[Given instruction]:
Check each line of the records below for the word "Employment" and copy those where it appears.

[Part of a data file]
----

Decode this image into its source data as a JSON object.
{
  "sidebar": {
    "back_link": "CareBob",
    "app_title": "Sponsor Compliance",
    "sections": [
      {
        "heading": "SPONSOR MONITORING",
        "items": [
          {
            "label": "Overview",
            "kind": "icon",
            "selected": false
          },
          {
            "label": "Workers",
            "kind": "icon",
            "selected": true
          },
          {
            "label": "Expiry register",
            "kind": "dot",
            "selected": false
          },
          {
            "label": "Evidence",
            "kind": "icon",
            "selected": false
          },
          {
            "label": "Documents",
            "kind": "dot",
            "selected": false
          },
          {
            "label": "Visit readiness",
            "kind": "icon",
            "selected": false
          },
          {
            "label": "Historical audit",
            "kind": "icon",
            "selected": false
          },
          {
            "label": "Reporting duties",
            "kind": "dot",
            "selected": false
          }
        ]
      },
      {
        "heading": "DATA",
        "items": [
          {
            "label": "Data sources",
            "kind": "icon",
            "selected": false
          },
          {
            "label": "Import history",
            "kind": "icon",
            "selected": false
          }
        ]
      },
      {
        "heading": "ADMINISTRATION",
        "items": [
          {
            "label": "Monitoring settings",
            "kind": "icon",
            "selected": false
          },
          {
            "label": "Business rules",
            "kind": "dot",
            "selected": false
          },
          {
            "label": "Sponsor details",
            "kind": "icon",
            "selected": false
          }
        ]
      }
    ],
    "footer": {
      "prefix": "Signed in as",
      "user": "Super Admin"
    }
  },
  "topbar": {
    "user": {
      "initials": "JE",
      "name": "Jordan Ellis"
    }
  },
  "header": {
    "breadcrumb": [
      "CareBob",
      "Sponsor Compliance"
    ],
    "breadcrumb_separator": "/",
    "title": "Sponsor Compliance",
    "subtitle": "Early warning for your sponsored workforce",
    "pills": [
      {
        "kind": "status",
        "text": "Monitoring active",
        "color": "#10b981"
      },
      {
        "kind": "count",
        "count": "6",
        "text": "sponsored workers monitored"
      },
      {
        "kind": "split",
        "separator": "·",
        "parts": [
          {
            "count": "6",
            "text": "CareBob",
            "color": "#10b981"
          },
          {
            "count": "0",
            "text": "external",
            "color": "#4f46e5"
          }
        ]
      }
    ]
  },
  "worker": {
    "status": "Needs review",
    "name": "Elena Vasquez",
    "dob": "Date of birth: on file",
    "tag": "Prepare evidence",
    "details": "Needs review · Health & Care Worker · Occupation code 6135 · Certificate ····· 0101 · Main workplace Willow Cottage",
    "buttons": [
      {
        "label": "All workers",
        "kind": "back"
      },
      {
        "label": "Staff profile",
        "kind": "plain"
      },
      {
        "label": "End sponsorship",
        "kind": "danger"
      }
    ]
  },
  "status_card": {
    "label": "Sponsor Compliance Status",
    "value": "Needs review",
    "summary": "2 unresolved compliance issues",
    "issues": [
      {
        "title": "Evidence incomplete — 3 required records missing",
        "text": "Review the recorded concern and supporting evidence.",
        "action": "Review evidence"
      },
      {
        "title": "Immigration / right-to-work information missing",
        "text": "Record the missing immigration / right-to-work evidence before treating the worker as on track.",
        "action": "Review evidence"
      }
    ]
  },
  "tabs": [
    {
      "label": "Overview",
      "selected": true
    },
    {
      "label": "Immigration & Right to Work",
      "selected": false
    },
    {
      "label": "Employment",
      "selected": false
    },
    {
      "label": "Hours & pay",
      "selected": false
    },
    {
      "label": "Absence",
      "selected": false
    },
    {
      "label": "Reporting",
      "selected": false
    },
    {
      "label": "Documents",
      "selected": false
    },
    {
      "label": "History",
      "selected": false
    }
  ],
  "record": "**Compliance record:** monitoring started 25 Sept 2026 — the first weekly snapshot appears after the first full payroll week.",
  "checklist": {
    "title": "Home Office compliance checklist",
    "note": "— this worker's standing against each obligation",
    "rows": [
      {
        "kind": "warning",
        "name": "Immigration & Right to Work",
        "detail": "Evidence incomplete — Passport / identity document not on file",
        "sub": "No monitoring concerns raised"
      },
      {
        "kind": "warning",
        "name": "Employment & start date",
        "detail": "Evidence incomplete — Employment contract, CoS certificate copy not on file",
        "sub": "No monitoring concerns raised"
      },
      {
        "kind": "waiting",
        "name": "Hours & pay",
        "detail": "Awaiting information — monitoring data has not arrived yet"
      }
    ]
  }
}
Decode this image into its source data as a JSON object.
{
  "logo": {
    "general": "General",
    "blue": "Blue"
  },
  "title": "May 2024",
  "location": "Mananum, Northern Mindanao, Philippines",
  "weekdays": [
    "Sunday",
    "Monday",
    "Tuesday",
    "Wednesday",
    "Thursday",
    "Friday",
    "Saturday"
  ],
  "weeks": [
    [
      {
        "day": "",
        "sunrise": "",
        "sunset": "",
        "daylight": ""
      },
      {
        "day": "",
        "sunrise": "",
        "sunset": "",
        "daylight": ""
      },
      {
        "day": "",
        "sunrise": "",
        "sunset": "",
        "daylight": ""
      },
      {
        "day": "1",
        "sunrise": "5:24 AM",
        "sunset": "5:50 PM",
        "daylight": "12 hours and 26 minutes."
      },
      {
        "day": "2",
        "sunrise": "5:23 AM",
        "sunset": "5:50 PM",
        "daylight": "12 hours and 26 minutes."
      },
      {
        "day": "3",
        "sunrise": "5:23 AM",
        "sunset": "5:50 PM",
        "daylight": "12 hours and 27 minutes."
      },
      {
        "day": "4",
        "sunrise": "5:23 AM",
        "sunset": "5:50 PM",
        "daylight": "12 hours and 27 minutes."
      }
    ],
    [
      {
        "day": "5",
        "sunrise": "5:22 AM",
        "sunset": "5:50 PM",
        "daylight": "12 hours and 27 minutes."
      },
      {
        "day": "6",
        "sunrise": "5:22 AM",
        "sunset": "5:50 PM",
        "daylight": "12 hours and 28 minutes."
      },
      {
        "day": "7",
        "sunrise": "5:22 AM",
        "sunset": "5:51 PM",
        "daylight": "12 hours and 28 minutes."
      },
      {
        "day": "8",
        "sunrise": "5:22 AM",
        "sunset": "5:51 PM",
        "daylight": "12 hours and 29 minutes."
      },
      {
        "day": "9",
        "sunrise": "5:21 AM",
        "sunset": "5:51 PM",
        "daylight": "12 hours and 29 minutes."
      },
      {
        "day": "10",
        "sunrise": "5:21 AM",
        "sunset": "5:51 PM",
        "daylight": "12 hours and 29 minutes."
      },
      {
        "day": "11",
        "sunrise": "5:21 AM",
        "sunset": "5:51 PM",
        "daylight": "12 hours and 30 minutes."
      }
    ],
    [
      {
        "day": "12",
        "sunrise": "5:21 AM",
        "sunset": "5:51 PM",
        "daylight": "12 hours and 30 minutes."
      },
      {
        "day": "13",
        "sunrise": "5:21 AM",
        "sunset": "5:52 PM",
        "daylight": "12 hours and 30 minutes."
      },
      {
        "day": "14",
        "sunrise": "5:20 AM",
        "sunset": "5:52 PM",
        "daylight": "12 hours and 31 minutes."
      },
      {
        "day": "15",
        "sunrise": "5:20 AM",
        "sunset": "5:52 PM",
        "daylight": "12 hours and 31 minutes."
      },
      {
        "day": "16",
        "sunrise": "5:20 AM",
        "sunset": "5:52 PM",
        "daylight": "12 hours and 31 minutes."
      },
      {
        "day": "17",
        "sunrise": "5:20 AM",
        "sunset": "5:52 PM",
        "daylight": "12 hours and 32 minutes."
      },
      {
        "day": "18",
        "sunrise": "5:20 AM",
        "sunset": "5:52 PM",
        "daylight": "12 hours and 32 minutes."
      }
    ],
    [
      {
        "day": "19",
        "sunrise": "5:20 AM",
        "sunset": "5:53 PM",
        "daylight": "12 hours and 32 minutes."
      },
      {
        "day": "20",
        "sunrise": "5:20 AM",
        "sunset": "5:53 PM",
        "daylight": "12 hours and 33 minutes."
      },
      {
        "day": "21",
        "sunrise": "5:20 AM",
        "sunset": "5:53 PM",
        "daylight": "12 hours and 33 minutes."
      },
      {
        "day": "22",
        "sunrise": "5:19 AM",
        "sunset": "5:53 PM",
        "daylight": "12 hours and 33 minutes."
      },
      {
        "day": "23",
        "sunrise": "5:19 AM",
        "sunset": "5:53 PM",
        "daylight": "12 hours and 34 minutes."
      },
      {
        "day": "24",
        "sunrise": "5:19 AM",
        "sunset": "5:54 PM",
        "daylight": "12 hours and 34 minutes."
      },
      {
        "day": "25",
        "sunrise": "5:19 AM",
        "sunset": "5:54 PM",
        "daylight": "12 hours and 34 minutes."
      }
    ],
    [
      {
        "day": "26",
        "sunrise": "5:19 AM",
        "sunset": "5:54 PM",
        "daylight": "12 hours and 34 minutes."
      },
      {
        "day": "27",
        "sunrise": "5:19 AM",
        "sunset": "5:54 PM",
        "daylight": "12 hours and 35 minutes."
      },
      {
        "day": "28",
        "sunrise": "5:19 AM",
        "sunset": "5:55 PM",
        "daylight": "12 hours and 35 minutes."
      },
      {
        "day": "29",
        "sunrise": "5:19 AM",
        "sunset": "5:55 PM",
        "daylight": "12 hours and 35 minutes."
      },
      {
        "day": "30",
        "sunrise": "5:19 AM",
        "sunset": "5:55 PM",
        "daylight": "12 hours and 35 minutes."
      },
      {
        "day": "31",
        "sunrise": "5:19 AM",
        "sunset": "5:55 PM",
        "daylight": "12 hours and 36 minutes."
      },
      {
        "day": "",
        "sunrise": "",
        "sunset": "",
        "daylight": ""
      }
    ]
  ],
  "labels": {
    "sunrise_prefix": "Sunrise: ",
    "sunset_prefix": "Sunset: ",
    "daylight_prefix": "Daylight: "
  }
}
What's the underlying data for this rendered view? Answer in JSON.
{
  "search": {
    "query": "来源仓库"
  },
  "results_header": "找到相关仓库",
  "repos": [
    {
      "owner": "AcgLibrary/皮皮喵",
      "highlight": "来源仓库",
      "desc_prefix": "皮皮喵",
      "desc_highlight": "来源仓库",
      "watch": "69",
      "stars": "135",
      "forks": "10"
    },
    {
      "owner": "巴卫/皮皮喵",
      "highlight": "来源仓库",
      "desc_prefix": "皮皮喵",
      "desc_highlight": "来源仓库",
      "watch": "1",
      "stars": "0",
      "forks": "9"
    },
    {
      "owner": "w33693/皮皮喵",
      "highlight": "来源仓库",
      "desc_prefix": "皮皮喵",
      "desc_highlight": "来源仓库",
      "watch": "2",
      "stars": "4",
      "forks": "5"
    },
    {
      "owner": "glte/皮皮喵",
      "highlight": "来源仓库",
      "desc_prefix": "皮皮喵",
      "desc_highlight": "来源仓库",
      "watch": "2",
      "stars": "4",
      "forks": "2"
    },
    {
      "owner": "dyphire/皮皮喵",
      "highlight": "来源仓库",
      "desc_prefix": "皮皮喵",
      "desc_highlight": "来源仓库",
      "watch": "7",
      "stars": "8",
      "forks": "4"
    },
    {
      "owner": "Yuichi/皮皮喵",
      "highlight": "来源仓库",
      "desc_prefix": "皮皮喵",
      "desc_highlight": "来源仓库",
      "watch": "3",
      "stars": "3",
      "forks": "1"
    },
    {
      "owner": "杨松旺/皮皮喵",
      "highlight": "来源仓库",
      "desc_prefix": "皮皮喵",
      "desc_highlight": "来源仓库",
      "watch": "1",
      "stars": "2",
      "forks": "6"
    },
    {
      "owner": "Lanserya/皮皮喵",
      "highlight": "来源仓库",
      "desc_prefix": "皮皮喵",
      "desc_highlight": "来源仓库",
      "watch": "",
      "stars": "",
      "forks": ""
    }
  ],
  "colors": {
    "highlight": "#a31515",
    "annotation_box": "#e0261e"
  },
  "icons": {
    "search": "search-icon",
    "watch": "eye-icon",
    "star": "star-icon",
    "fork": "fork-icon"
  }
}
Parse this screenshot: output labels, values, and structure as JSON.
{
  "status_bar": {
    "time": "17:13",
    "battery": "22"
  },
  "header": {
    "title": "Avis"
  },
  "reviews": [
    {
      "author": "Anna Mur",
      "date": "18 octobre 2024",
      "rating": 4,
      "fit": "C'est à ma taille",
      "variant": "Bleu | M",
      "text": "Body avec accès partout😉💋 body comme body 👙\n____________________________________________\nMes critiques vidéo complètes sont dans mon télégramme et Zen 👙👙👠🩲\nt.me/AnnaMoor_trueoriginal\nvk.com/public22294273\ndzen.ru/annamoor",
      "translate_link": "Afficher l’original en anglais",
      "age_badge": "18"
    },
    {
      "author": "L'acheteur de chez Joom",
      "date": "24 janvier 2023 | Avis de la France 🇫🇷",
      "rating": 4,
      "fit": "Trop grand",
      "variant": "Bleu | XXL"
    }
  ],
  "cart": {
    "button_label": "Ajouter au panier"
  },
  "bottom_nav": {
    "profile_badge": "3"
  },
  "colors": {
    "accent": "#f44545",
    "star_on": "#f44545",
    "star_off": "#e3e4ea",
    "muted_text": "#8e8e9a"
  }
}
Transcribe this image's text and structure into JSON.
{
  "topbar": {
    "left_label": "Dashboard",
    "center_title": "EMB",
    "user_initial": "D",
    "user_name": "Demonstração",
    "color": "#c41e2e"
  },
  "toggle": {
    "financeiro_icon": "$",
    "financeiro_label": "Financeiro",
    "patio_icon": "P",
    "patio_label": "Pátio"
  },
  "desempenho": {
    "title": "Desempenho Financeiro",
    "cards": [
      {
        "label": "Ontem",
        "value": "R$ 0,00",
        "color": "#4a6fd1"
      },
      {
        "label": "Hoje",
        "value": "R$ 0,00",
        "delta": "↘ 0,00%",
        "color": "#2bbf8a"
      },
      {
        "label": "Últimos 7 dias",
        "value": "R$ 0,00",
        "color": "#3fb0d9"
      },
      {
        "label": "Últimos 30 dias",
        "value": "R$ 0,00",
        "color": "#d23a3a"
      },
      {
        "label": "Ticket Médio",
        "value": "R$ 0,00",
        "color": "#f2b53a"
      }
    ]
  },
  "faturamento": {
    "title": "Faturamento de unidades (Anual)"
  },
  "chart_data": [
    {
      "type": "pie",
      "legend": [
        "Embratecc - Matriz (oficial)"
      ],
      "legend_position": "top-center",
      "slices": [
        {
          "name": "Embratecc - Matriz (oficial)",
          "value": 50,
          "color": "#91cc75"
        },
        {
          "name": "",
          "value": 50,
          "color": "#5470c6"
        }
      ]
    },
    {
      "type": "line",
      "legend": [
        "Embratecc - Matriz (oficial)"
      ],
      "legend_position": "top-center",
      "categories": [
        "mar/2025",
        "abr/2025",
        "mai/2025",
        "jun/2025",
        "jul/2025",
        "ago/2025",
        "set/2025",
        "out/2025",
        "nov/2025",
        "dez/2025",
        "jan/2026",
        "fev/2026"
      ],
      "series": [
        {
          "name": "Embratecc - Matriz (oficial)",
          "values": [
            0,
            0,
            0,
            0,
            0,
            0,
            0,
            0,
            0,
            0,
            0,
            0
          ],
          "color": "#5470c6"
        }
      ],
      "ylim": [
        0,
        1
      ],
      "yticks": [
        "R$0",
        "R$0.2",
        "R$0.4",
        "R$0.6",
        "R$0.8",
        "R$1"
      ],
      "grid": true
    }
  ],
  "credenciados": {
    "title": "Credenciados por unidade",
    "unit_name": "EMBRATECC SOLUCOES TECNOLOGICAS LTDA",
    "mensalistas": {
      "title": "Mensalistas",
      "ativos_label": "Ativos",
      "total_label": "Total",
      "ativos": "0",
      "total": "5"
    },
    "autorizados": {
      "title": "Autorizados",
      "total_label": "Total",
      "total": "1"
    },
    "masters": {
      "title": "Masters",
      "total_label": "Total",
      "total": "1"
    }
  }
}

----

[Answer in full]:
      "label": "Employment",
        "name": "Employment & start date",
        "detail": "Evidence incomplete — Employment contract, CoS certificate copy not on file",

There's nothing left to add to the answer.